DATA SHOWN ::
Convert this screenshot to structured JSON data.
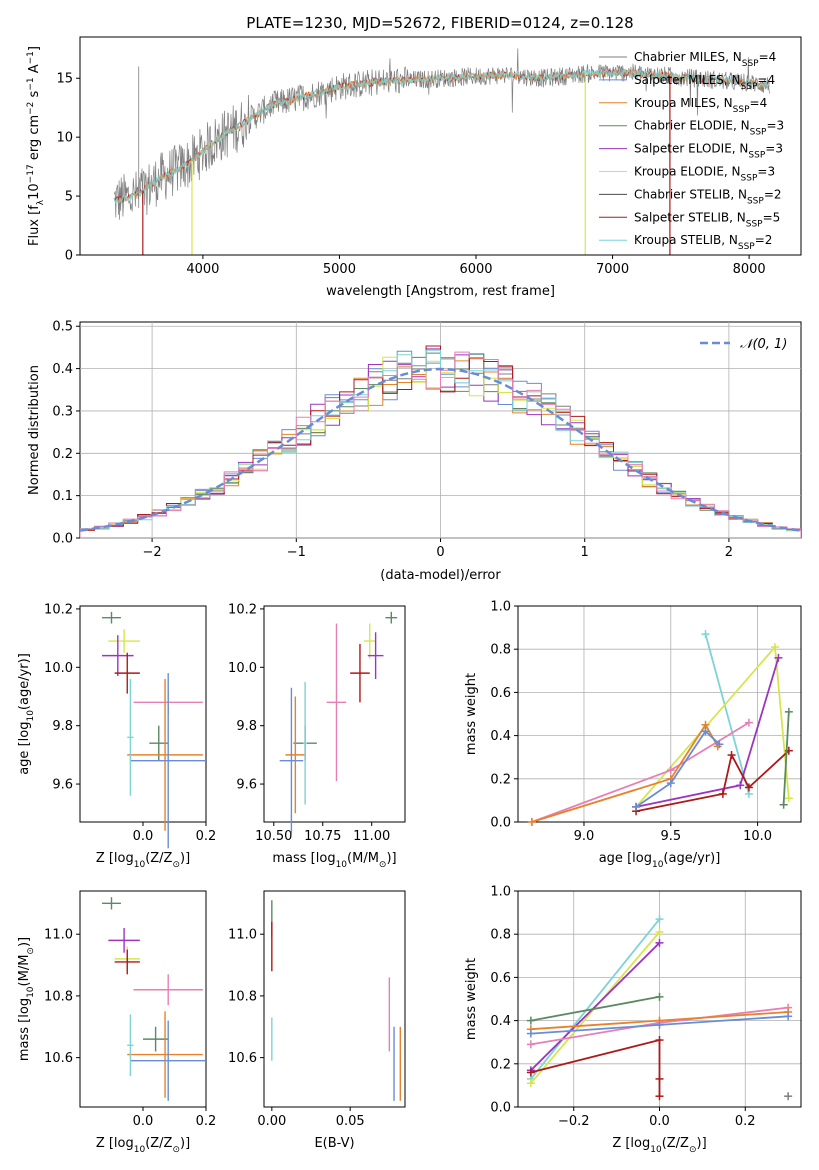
{
  "figure": {
    "title": "PLATE=1230, MJD=52672, FIBERID=0124, z=0.128"
  },
  "model_colors": {
    "Chabrier MILES": "#7f7f7f",
    "Salpeter MILES": "#6a8cd8",
    "Kroupa MILES": "#e8822a",
    "Chabrier ELODIE": "#5a8a62",
    "Salpeter ELODIE": "#9b35c0",
    "Kroupa ELODIE": "#d6e64a",
    "Chabrier STELIB": "#4a4a4a",
    "Salpeter STELIB": "#b01818",
    "Kroupa STELIB": "#7dd3d6",
    "Pink": "#e77fb6"
  },
  "chart_data": [
    {
      "type": "line",
      "id": "spectrum",
      "xlabel": "wavelength [Angstrom, rest frame]",
      "ylabel_main": "Flux [f",
      "ylabel_sub": "λ",
      "ylabel_mid": "10",
      "ylabel_sup1": "−17",
      "ylabel_tail": " erg cm",
      "ylabel_sup2": "−2",
      "ylabel_tail2": " s",
      "ylabel_sup3": "−1",
      "ylabel_tail3": " A",
      "ylabel_sup4": "−1",
      "ylabel_close": "]",
      "xlim": [
        3100,
        8380
      ],
      "ylim": [
        0,
        18.5
      ],
      "xticks": [
        "4000",
        "5000",
        "6000",
        "7000",
        "8000"
      ],
      "yticks": [
        "0",
        "5",
        "10",
        "15"
      ],
      "continuum_points": [
        [
          3350,
          4.6
        ],
        [
          3500,
          5.0
        ],
        [
          3700,
          6.6
        ],
        [
          3900,
          7.8
        ],
        [
          4100,
          9.8
        ],
        [
          4300,
          11.2
        ],
        [
          4500,
          12.7
        ],
        [
          4800,
          13.6
        ],
        [
          5000,
          14.3
        ],
        [
          5300,
          14.7
        ],
        [
          5600,
          14.9
        ],
        [
          5900,
          15.1
        ],
        [
          6200,
          15.3
        ],
        [
          6500,
          15.0
        ],
        [
          6800,
          15.4
        ],
        [
          7100,
          15.5
        ],
        [
          7400,
          15.2
        ],
        [
          7700,
          14.9
        ],
        [
          8000,
          14.6
        ],
        [
          8150,
          14.4
        ]
      ],
      "legend": [
        {
          "label": "Chabrier MILES, N",
          "sub": "SSP",
          "tail": "=4",
          "color": "#7f7f7f"
        },
        {
          "label": "Salpeter MILES, N",
          "sub": "SSP",
          "tail": "=4",
          "color": "#6a8cd8"
        },
        {
          "label": "Kroupa MILES, N",
          "sub": "SSP",
          "tail": "=4",
          "color": "#e8822a"
        },
        {
          "label": "Chabrier ELODIE, N",
          "sub": "SSP",
          "tail": "=3",
          "color": "#5a8a62"
        },
        {
          "label": "Salpeter ELODIE, N",
          "sub": "SSP",
          "tail": "=3",
          "color": "#9b35c0"
        },
        {
          "label": "Kroupa ELODIE, N",
          "sub": "SSP",
          "tail": "=3",
          "color": "#d6e64a"
        },
        {
          "label": "Chabrier STELIB, N",
          "sub": "SSP",
          "tail": "=2",
          "color": "#4a4a4a"
        },
        {
          "label": "Salpeter STELIB, N",
          "sub": "SSP",
          "tail": "=5",
          "color": "#b01818"
        },
        {
          "label": "Kroupa STELIB, N",
          "sub": "SSP",
          "tail": "=2",
          "color": "#7dd3d6"
        }
      ]
    },
    {
      "type": "bar",
      "id": "histogram",
      "xlabel": "(data-model)/error",
      "ylabel": "Normed distribution",
      "xlim": [
        -2.5,
        2.5
      ],
      "ylim": [
        0,
        0.51
      ],
      "xticks": [
        -2,
        -1,
        0,
        1,
        2
      ],
      "xtick_labels": [
        "−2",
        "−1",
        "0",
        "1",
        "2"
      ],
      "yticks": [
        0,
        0.1,
        0.2,
        0.3,
        0.4,
        0.5
      ],
      "ytick_labels": [
        "0.0",
        "0.1",
        "0.2",
        "0.3",
        "0.4",
        "0.5"
      ],
      "bin_width": 0.1,
      "bin_start": -2.5,
      "series_colors": [
        "#7f7f7f",
        "#6a8cd8",
        "#e8822a",
        "#5a8a62",
        "#9b35c0",
        "#d6e64a",
        "#b01818",
        "#7dd3d6",
        "#e77fb6"
      ],
      "gaussian_label": "𝒩(0, 1)",
      "gaussian_color": "#6a8cd8"
    },
    {
      "type": "scatter",
      "id": "age-vs-z",
      "xlabel": "Z [log",
      "xlabel_sub": "10",
      "xlabel_tail": "(Z/Z",
      "xlabel_sub2": "⊙",
      "xlabel_close": ")]",
      "ylabel": "age  [log",
      "ylabel_sub": "10",
      "ylabel_tail": "(age/yr)]",
      "xlim": [
        -0.2,
        0.2
      ],
      "ylim": [
        9.47,
        10.21
      ],
      "xticks": [
        "0.0",
        "0.2"
      ],
      "yticks": [
        "9.6",
        "9.8",
        "10.0",
        "10.2"
      ],
      "points": [
        {
          "x": -0.1,
          "xerr": 0.03,
          "y": 10.17,
          "yerr": 0.02,
          "color": "#5a8a62"
        },
        {
          "x": -0.06,
          "xerr": 0.05,
          "y": 10.09,
          "yerr": 0.04,
          "color": "#d6e64a"
        },
        {
          "x": -0.08,
          "xerr": 0.05,
          "y": 10.04,
          "yerr": 0.07,
          "color": "#9b35c0"
        },
        {
          "x": -0.05,
          "xerr": 0.04,
          "y": 9.98,
          "yerr": 0.07,
          "color": "#b01818"
        },
        {
          "x": 0.08,
          "xerr": 0.11,
          "y": 9.88,
          "yerr": 0.04,
          "color": "#e77fb6"
        },
        {
          "x": 0.05,
          "xerr": 0.03,
          "y": 9.74,
          "yerr": 0.06,
          "color": "#5a8a62"
        },
        {
          "x": 0.07,
          "xerr": 0.12,
          "y": 9.7,
          "yerr": 0.26,
          "color": "#e8822a"
        },
        {
          "x": 0.08,
          "xerr": 0.12,
          "y": 9.68,
          "yerr": 0.3,
          "color": "#6a8cd8"
        },
        {
          "x": -0.04,
          "xerr": 0.01,
          "y": 9.76,
          "yerr": 0.2,
          "color": "#7dd3d6"
        }
      ]
    },
    {
      "type": "scatter",
      "id": "age-vs-mass",
      "xlabel": "mass [log",
      "xlabel_sub": "10",
      "xlabel_tail": "(M/M",
      "xlabel_sub2": "⊙",
      "xlabel_close": ")]",
      "xlim": [
        10.45,
        11.17
      ],
      "ylim": [
        9.47,
        10.21
      ],
      "xticks": [
        "10.50",
        "10.75",
        "11.00"
      ],
      "yticks": [
        "9.6",
        "9.8",
        "10.0",
        "10.2"
      ],
      "points": [
        {
          "x": 11.1,
          "xerr": 0.03,
          "y": 10.17,
          "yerr": 0.02,
          "color": "#5a8a62"
        },
        {
          "x": 10.99,
          "xerr": 0.03,
          "y": 10.09,
          "yerr": 0.06,
          "color": "#d6e64a"
        },
        {
          "x": 11.02,
          "xerr": 0.04,
          "y": 10.04,
          "yerr": 0.08,
          "color": "#9b35c0"
        },
        {
          "x": 10.94,
          "xerr": 0.05,
          "y": 9.98,
          "yerr": 0.1,
          "color": "#b01818"
        },
        {
          "x": 10.82,
          "xerr": 0.05,
          "y": 9.88,
          "yerr": 0.27,
          "color": "#e77fb6"
        },
        {
          "x": 10.66,
          "xerr": 0.06,
          "y": 9.74,
          "yerr": 0.06,
          "color": "#5a8a62"
        },
        {
          "x": 10.61,
          "xerr": 0.05,
          "y": 9.7,
          "yerr": 0.2,
          "color": "#e8822a"
        },
        {
          "x": 10.59,
          "xerr": 0.06,
          "y": 9.68,
          "yerr": 0.25,
          "color": "#6a8cd8"
        },
        {
          "x": 10.66,
          "xerr": 0.01,
          "y": 9.74,
          "yerr": 0.21,
          "color": "#7dd3d6"
        }
      ]
    },
    {
      "type": "line",
      "id": "mass-weight-vs-age",
      "xlabel": "age  [log",
      "xlabel_sub": "10",
      "xlabel_tail": "(age/yr)]",
      "ylabel": "mass weight",
      "xlim": [
        8.62,
        10.25
      ],
      "ylim": [
        0,
        1.0
      ],
      "xticks": [
        "9.0",
        "9.5",
        "10.0"
      ],
      "yticks": [
        "0.0",
        "0.2",
        "0.4",
        "0.6",
        "0.8",
        "1.0"
      ],
      "series": [
        {
          "color": "#7dd3d6",
          "points": [
            [
              9.7,
              0.87
            ],
            [
              9.95,
              0.13
            ]
          ]
        },
        {
          "color": "#d6e64a",
          "points": [
            [
              9.3,
              0.07
            ],
            [
              10.1,
              0.81
            ],
            [
              10.18,
              0.11
            ]
          ]
        },
        {
          "color": "#9b35c0",
          "points": [
            [
              9.3,
              0.07
            ],
            [
              9.9,
              0.17
            ],
            [
              10.12,
              0.76
            ]
          ]
        },
        {
          "color": "#b01818",
          "points": [
            [
              9.3,
              0.05
            ],
            [
              9.8,
              0.13
            ],
            [
              9.85,
              0.31
            ],
            [
              9.95,
              0.16
            ],
            [
              10.18,
              0.33
            ]
          ]
        },
        {
          "color": "#5a8a62",
          "points": [
            [
              10.15,
              0.08
            ],
            [
              10.18,
              0.51
            ]
          ]
        },
        {
          "color": "#e77fb6",
          "points": [
            [
              8.7,
              0.0
            ],
            [
              9.5,
              0.24
            ],
            [
              9.95,
              0.46
            ]
          ]
        },
        {
          "color": "#e8822a",
          "points": [
            [
              8.7,
              0.0
            ],
            [
              9.5,
              0.2
            ],
            [
              9.7,
              0.45
            ],
            [
              9.77,
              0.35
            ]
          ]
        },
        {
          "color": "#6a8cd8",
          "points": [
            [
              9.3,
              0.07
            ],
            [
              9.5,
              0.18
            ],
            [
              9.7,
              0.42
            ],
            [
              9.78,
              0.36
            ]
          ]
        }
      ]
    },
    {
      "type": "scatter",
      "id": "mass-vs-z",
      "xlabel": "Z [log",
      "xlabel_sub": "10",
      "xlabel_tail": "(Z/Z",
      "xlabel_sub2": "⊙",
      "xlabel_close": ")]",
      "ylabel": "mass [log",
      "ylabel_sub": "10",
      "ylabel_tail": "(M/M",
      "ylabel_sub2": "⊙",
      "ylabel_close": ")]",
      "xlim": [
        -0.2,
        0.2
      ],
      "ylim": [
        10.44,
        11.14
      ],
      "xticks": [
        "0.0",
        "0.2"
      ],
      "yticks": [
        "10.6",
        "10.8",
        "11.0"
      ],
      "points": [
        {
          "x": -0.1,
          "xerr": 0.03,
          "y": 11.1,
          "yerr": 0.02,
          "color": "#5a8a62"
        },
        {
          "x": -0.06,
          "xerr": 0.05,
          "y": 10.98,
          "yerr": 0.04,
          "color": "#9b35c0"
        },
        {
          "x": -0.05,
          "xerr": 0.04,
          "y": 10.92,
          "yerr": 0.04,
          "color": "#d6e64a"
        },
        {
          "x": -0.05,
          "xerr": 0.04,
          "y": 10.91,
          "yerr": 0.04,
          "color": "#b01818"
        },
        {
          "x": 0.08,
          "xerr": 0.11,
          "y": 10.82,
          "yerr": 0.05,
          "color": "#e77fb6"
        },
        {
          "x": 0.04,
          "xerr": 0.04,
          "y": 10.66,
          "yerr": 0.04,
          "color": "#5a8a62"
        },
        {
          "x": 0.07,
          "xerr": 0.12,
          "y": 10.61,
          "yerr": 0.14,
          "color": "#e8822a"
        },
        {
          "x": 0.08,
          "xerr": 0.12,
          "y": 10.59,
          "yerr": 0.13,
          "color": "#6a8cd8"
        },
        {
          "x": -0.04,
          "xerr": 0.01,
          "y": 10.64,
          "yerr": 0.1,
          "color": "#7dd3d6"
        }
      ]
    },
    {
      "type": "scatter",
      "id": "mass-vs-ebv",
      "xlabel": "E(B-V)",
      "xlim": [
        -0.005,
        0.085
      ],
      "ylim": [
        10.44,
        11.14
      ],
      "xticks": [
        "0.00",
        "0.05"
      ],
      "yticks": [
        "10.6",
        "10.8",
        "11.0"
      ],
      "points": [
        {
          "x": 0.0,
          "xerr": 0,
          "y": 11.05,
          "yerr": 0.06,
          "color": "#5a8a62"
        },
        {
          "x": 0.0,
          "xerr": 0,
          "y": 10.96,
          "yerr": 0.08,
          "color": "#b01818"
        },
        {
          "x": 0.0,
          "xerr": 0,
          "y": 10.66,
          "yerr": 0.07,
          "color": "#7dd3d6"
        },
        {
          "x": 0.075,
          "xerr": 0,
          "y": 10.74,
          "yerr": 0.12,
          "color": "#e77fb6"
        },
        {
          "x": 0.078,
          "xerr": 0,
          "y": 10.58,
          "yerr": 0.12,
          "color": "#6a8cd8"
        },
        {
          "x": 0.082,
          "xerr": 0,
          "y": 10.58,
          "yerr": 0.12,
          "color": "#e8822a"
        }
      ]
    },
    {
      "type": "line",
      "id": "mass-weight-vs-z",
      "xlabel": "Z [log",
      "xlabel_sub": "10",
      "xlabel_tail": "(Z/Z",
      "xlabel_sub2": "⊙",
      "xlabel_close": ")]",
      "ylabel": "mass weight",
      "xlim": [
        -0.33,
        0.33
      ],
      "ylim": [
        0,
        1.0
      ],
      "xticks": [
        "−0.2",
        "0.0",
        "0.2"
      ],
      "xtick_values": [
        -0.2,
        0.0,
        0.2
      ],
      "yticks": [
        "0.0",
        "0.2",
        "0.4",
        "0.6",
        "0.8",
        "1.0"
      ],
      "series": [
        {
          "color": "#7dd3d6",
          "points": [
            [
              -0.3,
              0.13
            ],
            [
              0.0,
              0.87
            ]
          ]
        },
        {
          "color": "#d6e64a",
          "points": [
            [
              -0.3,
              0.11
            ],
            [
              0.0,
              0.81
            ]
          ]
        },
        {
          "color": "#9b35c0",
          "points": [
            [
              -0.3,
              0.17
            ],
            [
              0.0,
              0.76
            ]
          ]
        },
        {
          "color": "#b01818",
          "points": [
            [
              -0.3,
              0.16
            ],
            [
              0.0,
              0.31
            ],
            [
              0.0,
              0.13
            ],
            [
              0.0,
              0.05
            ]
          ]
        },
        {
          "color": "#5a8a62",
          "points": [
            [
              -0.3,
              0.4
            ],
            [
              0.0,
              0.51
            ]
          ]
        },
        {
          "color": "#e77fb6",
          "points": [
            [
              -0.3,
              0.29
            ],
            [
              0.0,
              0.39
            ],
            [
              0.3,
              0.46
            ]
          ]
        },
        {
          "color": "#e8822a",
          "points": [
            [
              -0.3,
              0.36
            ],
            [
              0.0,
              0.4
            ],
            [
              0.3,
              0.44
            ]
          ]
        },
        {
          "color": "#6a8cd8",
          "points": [
            [
              -0.3,
              0.34
            ],
            [
              0.0,
              0.38
            ],
            [
              0.3,
              0.42
            ]
          ]
        },
        {
          "color": "#7f7f7f",
          "points": [
            [
              0.3,
              0.05
            ]
          ]
        }
      ]
    }
  ]
}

BRIEF :: Scan the listing above for the word "weight" and show each line where it is found.

EXERCISE RESPONSE ::
      "id": "mass-weight-vs-age",
      "ylabel": "mass weight",
      "id": "mass-weight-vs-z",
      "ylabel": "mass weight",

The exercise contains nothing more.